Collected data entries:
>> Start
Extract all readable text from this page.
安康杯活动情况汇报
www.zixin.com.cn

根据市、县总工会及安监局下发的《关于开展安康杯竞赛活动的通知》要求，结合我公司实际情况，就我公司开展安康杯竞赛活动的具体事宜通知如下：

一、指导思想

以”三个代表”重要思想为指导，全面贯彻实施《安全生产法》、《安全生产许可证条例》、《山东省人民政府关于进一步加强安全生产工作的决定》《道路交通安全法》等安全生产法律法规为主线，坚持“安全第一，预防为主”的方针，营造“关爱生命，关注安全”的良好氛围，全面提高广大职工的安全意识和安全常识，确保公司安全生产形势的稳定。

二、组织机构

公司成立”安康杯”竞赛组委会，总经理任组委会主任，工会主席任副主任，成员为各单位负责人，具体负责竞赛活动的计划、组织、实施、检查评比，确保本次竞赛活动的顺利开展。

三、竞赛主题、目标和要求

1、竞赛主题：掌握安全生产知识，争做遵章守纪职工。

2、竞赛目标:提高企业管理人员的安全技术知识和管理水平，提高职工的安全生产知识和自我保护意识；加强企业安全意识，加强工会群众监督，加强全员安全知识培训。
>> End
Aim
Give all the records again. Match them exactly.

Right answer
Extract all readable text from this page.
安康杯活动情况汇报
www.zixin.com.cn

根据市、县总工会及安监局下发的《关于开展安康杯竞赛活动的通知》要求，结合我公司实际情况，就我公司开展安康杯竞赛活动的具体事宜通知如下：

一、指导思想

以”三个代表”重要思想为指导，全面贯彻实施《安全生产法》、《安全生产许可证条例》、《山东省人民政府关于进一步加强安全生产工作的决定》《道路交通安全法》等安全生产法律法规为主线，坚持“安全第一，预防为主”的方针，营造“关爱生命，关注安全”的良好氛围，全面提高广大职工的安全意识和安全常识，确保公司安全生产形势的稳定。

二、组织机构

公司成立”安康杯”竞赛组委会，总经理任组委会主任，工会主席任副主任，成员为各单位负责人，具体负责竞赛活动的计划、组织、实施、检查评比，确保本次竞赛活动的顺利开展。

三、竞赛主题、目标和要求

1、竞赛主题：掌握安全生产知识，争做遵章守纪职工。

2、竞赛目标:提高企业管理人员的安全技术知识和管理水平，提高职工的安全生产知识和自我保护意识；加强企业安全意识，加强工会群众监督，加强全员安全知识培训。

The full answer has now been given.